_Given problem_
Repeat the material below exactly, line for line.

_Task inputs_
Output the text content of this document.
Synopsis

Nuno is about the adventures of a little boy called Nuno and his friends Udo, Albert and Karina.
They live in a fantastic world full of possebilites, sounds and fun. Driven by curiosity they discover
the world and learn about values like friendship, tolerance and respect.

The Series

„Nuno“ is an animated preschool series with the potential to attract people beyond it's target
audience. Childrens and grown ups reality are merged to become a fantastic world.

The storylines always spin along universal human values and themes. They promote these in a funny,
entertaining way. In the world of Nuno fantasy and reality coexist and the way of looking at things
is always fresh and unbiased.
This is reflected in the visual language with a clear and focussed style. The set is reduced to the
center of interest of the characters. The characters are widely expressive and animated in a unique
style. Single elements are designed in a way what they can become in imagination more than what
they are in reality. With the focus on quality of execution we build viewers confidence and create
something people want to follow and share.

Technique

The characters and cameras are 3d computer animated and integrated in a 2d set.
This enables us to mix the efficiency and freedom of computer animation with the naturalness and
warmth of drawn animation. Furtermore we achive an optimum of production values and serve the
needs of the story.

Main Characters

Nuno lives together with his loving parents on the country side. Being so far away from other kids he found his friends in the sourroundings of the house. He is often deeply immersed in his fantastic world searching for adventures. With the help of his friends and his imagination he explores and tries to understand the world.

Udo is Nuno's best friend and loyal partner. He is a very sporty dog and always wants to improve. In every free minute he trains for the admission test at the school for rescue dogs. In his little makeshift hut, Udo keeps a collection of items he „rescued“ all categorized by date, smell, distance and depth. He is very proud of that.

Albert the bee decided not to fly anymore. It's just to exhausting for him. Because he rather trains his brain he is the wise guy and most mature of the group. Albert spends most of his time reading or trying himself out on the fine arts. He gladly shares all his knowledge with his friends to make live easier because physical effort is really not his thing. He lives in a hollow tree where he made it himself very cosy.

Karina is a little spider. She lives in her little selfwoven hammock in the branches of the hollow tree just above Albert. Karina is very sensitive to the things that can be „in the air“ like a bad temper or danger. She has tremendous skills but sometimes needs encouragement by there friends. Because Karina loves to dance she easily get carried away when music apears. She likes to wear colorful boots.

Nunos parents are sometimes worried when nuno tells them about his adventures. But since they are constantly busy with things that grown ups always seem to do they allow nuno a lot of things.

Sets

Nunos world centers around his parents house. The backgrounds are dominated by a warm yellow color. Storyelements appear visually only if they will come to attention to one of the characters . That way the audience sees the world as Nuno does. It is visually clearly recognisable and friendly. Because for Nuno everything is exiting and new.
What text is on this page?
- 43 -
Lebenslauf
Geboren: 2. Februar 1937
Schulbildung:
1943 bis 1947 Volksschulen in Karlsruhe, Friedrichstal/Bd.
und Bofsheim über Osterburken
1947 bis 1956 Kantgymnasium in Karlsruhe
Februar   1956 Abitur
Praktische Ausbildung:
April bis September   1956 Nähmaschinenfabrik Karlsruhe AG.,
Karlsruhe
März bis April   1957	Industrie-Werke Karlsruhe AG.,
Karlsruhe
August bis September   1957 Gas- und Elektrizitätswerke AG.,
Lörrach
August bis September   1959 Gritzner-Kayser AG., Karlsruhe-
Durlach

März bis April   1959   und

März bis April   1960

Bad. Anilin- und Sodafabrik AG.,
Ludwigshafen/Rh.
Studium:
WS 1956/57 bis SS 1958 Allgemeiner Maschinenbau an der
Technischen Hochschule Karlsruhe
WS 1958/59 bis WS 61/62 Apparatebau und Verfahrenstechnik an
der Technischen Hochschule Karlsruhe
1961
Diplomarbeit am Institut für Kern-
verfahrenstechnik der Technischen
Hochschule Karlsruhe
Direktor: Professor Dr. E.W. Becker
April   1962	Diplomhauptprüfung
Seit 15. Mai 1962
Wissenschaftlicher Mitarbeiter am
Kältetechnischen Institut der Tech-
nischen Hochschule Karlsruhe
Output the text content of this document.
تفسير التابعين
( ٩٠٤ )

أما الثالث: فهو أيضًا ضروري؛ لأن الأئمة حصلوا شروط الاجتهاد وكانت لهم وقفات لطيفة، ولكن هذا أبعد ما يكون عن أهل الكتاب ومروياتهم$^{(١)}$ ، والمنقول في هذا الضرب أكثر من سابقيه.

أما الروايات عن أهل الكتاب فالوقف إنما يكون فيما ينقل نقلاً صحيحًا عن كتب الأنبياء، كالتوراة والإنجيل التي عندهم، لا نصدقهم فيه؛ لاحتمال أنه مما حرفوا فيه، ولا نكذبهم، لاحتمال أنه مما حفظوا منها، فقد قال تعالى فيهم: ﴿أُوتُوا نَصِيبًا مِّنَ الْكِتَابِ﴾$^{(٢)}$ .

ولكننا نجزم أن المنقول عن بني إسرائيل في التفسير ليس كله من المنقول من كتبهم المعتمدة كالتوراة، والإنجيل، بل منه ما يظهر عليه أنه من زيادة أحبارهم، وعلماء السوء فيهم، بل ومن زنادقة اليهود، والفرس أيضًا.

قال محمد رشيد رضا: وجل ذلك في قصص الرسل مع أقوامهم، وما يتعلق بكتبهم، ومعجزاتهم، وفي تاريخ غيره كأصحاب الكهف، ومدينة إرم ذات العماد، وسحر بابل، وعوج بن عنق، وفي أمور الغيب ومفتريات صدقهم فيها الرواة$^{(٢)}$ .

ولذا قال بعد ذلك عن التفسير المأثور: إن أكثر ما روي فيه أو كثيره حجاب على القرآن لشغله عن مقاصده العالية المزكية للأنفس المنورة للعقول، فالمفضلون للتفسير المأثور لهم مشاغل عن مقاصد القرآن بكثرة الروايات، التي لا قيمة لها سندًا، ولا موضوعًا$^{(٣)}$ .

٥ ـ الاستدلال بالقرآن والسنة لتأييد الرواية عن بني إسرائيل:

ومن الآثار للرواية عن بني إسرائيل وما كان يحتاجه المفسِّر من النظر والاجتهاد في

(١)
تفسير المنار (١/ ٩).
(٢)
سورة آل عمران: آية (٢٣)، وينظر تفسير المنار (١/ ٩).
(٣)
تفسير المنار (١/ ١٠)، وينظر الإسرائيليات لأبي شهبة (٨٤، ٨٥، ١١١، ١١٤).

_Output of the task_
Output the text content of this document.
Synopsis

Nuno is about the adventures of a little boy called Nuno and his friends Udo, Albert and Karina.
They live in a fantastic world full of possebilites, sounds and fun. Driven by curiosity they discover
the world and learn about values like friendship, tolerance and respect.

The Series

„Nuno“ is an animated preschool series with the potential to attract people beyond it's target
audience. Childrens and grown ups reality are merged to become a fantastic world.

The storylines always spin along universal human values and themes. They promote these in a funny,
entertaining way. In the world of Nuno fantasy and reality coexist and the way of looking at things
is always fresh and unbiased.
This is reflected in the visual language with a clear and focussed style. The set is reduced to the
center of interest of the characters. The characters are widely expressive and animated in a unique
style. Single elements are designed in a way what they can become in imagination more than what
they are in reality. With the focus on quality of execution we build viewers confidence and create
something people want to follow and share.

Technique

The characters and cameras are 3d computer animated and integrated in a 2d set.
This enables us to mix the efficiency and freedom of computer animation with the naturalness and
warmth of drawn animation. Furtermore we achive an optimum of production values and serve the
needs of the story.

Main Characters

Nuno lives together with his loving parents on the country side. Being so far away from other kids he found his friends in the sourroundings of the house. He is often deeply immersed in his fantastic world searching for adventures. With the help of his friends and his imagination he explores and tries to understand the world.

Udo is Nuno's best friend and loyal partner. He is a very sporty dog and always wants to improve. In every free minute he trains for the admission test at the school for rescue dogs. In his little makeshift hut, Udo keeps a collection of items he „rescued“ all categorized by date, smell, distance and depth. He is very proud of that.

Albert the bee decided not to fly anymore. It's just to exhausting for him. Because he rather trains his brain he is the wise guy and most mature of the group. Albert spends most of his time reading or trying himself out on the fine arts. He gladly shares all his knowledge with his friends to make live easier because physical effort is really not his thing. He lives in a hollow tree where he made it himself very cosy.

Karina is a little spider. She lives in her little selfwoven hammock in the branches of the hollow tree just above Albert. Karina is very sensitive to the things that can be „in the air“ like a bad temper or danger. She has tremendous skills but sometimes needs encouragement by there friends. Because Karina loves to dance she easily get carried away when music apears. She likes to wear colorful boots.

Nunos parents are sometimes worried when nuno tells them about his adventures. But since they are constantly busy with things that grown ups always seem to do they allow nuno a lot of things.

Sets

Nunos world centers around his parents house. The backgrounds are dominated by a warm yellow color. Storyelements appear visually only if they will come to attention to one of the characters . That way the audience sees the world as Nuno does. It is visually clearly recognisable and friendly. Because for Nuno everything is exiting and new.
What text is on this page?
- 43 -
Lebenslauf
Geboren: 2. Februar 1937
Schulbildung:
1943 bis 1947 Volksschulen in Karlsruhe, Friedrichstal/Bd.
und Bofsheim über Osterburken
1947 bis 1956 Kantgymnasium in Karlsruhe
Februar   1956 Abitur
Praktische Ausbildung:
April bis September   1956 Nähmaschinenfabrik Karlsruhe AG.,
Karlsruhe
März bis April   1957	Industrie-Werke Karlsruhe AG.,
Karlsruhe
August bis September   1957 Gas- und Elektrizitätswerke AG.,
Lörrach
August bis September   1959 Gritzner-Kayser AG., Karlsruhe-
Durlach

März bis April   1959   und

März bis April   1960

Bad. Anilin- und Sodafabrik AG.,
Ludwigshafen/Rh.
Studium:
WS 1956/57 bis SS 1958 Allgemeiner Maschinenbau an der
Technischen Hochschule Karlsruhe
WS 1958/59 bis WS 61/62 Apparatebau und Verfahrenstechnik an
der Technischen Hochschule Karlsruhe
1961
Diplomarbeit am Institut für Kern-
verfahrenstechnik der Technischen
Hochschule Karlsruhe
Direktor: Professor Dr. E.W. Becker
April   1962	Diplomhauptprüfung
Seit 15. Mai 1962
Wissenschaftlicher Mitarbeiter am
Kältetechnischen Institut der Tech-
nischen Hochschule Karlsruhe
Output the text content of this document.
تفسير التابعين
( ٩٠٤ )

أما الثالث: فهو أيضًا ضروري؛ لأن الأئمة حصلوا شروط الاجتهاد وكانت لهم وقفات لطيفة، ولكن هذا أبعد ما يكون عن أهل الكتاب ومروياتهم$^{(١)}$ ، والمنقول في هذا الضرب أكثر من سابقيه.

أما الروايات عن أهل الكتاب فالوقف إنما يكون فيما ينقل نقلاً صحيحًا عن كتب الأنبياء، كالتوراة والإنجيل التي عندهم، لا نصدقهم فيه؛ لاحتمال أنه مما حرفوا فيه، ولا نكذبهم، لاحتمال أنه مما حفظوا منها، فقد قال تعالى فيهم: ﴿أُوتُوا نَصِيبًا مِّنَ الْكِتَابِ﴾$^{(٢)}$ .

ولكننا نجزم أن المنقول عن بني إسرائيل في التفسير ليس كله من المنقول من كتبهم المعتمدة كالتوراة، والإنجيل، بل منه ما يظهر عليه أنه من زيادة أحبارهم، وعلماء السوء فيهم، بل ومن زنادقة اليهود، والفرس أيضًا.

قال محمد رشيد رضا: وجل ذلك في قصص الرسل مع أقوامهم، وما يتعلق بكتبهم، ومعجزاتهم، وفي تاريخ غيره كأصحاب الكهف، ومدينة إرم ذات العماد، وسحر بابل، وعوج بن عنق، وفي أمور الغيب ومفتريات صدقهم فيها الرواة$^{(٢)}$ .

ولذا قال بعد ذلك عن التفسير المأثور: إن أكثر ما روي فيه أو كثيره حجاب على القرآن لشغله عن مقاصده العالية المزكية للأنفس المنورة للعقول، فالمفضلون للتفسير المأثور لهم مشاغل عن مقاصد القرآن بكثرة الروايات، التي لا قيمة لها سندًا، ولا موضوعًا$^{(٣)}$ .

٥ ـ الاستدلال بالقرآن والسنة لتأييد الرواية عن بني إسرائيل:

ومن الآثار للرواية عن بني إسرائيل وما كان يحتاجه المفسِّر من النظر والاجتهاد في

(١)
تفسير المنار (١/ ٩).
(٢)
سورة آل عمران: آية (٢٣)، وينظر تفسير المنار (١/ ٩).
(٣)
تفسير المنار (١/ ١٠)، وينظر الإسرائيليات لأبي شهبة (٨٤، ٨٥، ١١١، ١١٤).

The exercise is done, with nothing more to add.